### Exercise
Render the following material again verbatim, leaving nothing out.

### Entries shown
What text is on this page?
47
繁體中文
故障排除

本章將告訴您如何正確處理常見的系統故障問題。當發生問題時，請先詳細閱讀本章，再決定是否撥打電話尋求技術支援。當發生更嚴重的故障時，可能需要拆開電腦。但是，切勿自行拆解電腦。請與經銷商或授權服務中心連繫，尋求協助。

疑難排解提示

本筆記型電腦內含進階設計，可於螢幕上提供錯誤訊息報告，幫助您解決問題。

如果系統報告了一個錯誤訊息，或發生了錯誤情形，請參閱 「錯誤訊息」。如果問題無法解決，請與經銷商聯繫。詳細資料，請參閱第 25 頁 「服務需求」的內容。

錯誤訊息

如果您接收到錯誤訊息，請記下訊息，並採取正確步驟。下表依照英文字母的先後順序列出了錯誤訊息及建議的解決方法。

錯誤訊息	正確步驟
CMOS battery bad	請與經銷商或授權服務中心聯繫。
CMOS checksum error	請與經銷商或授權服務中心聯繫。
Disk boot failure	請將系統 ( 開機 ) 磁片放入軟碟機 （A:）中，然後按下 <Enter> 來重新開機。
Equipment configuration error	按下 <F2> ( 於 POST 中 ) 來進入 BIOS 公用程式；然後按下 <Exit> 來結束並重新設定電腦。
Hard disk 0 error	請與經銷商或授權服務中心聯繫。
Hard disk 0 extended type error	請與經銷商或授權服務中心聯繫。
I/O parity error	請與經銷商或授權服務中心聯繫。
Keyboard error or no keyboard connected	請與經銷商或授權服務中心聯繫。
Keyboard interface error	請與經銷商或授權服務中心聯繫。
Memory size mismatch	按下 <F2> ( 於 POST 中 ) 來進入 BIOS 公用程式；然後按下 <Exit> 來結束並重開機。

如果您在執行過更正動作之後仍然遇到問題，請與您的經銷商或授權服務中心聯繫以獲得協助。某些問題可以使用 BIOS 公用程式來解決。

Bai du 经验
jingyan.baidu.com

### Reply to the exercise
What text is on this page?
47
繁體中文
故障排除

本章將告訴您如何正確處理常見的系統故障問題。當發生問題時，請先詳細閱讀本章，再決定是否撥打電話尋求技術支援。當發生更嚴重的故障時，可能需要拆開電腦。但是，切勿自行拆解電腦。請與經銷商或授權服務中心連繫，尋求協助。

疑難排解提示

本筆記型電腦內含進階設計，可於螢幕上提供錯誤訊息報告，幫助您解決問題。

如果系統報告了一個錯誤訊息，或發生了錯誤情形，請參閱 「錯誤訊息」。如果問題無法解決，請與經銷商聯繫。詳細資料，請參閱第 25 頁 「服務需求」的內容。

錯誤訊息

如果您接收到錯誤訊息，請記下訊息，並採取正確步驟。下表依照英文字母的先後順序列出了錯誤訊息及建議的解決方法。

錯誤訊息	正確步驟
CMOS battery bad	請與經銷商或授權服務中心聯繫。
CMOS checksum error	請與經銷商或授權服務中心聯繫。
Disk boot failure	請將系統 ( 開機 ) 磁片放入軟碟機 （A:）中，然後按下 <Enter> 來重新開機。
Equipment configuration error	按下 <F2> ( 於 POST 中 ) 來進入 BIOS 公用程式；然後按下 <Exit> 來結束並重新設定電腦。
Hard disk 0 error	請與經銷商或授權服務中心聯繫。
Hard disk 0 extended type error	請與經銷商或授權服務中心聯繫。
I/O parity error	請與經銷商或授權服務中心聯繫。
Keyboard error or no keyboard connected	請與經銷商或授權服務中心聯繫。
Keyboard interface error	請與經銷商或授權服務中心聯繫。
Memory size mismatch	按下 <F2> ( 於 POST 中 ) 來進入 BIOS 公用程式；然後按下 <Exit> 來結束並重開機。

如果您在執行過更正動作之後仍然遇到問題，請與您的經銷商或授權服務中心聯繫以獲得協助。某些問題可以使用 BIOS 公用程式來解決。

Bai du 经验
jingyan.baidu.com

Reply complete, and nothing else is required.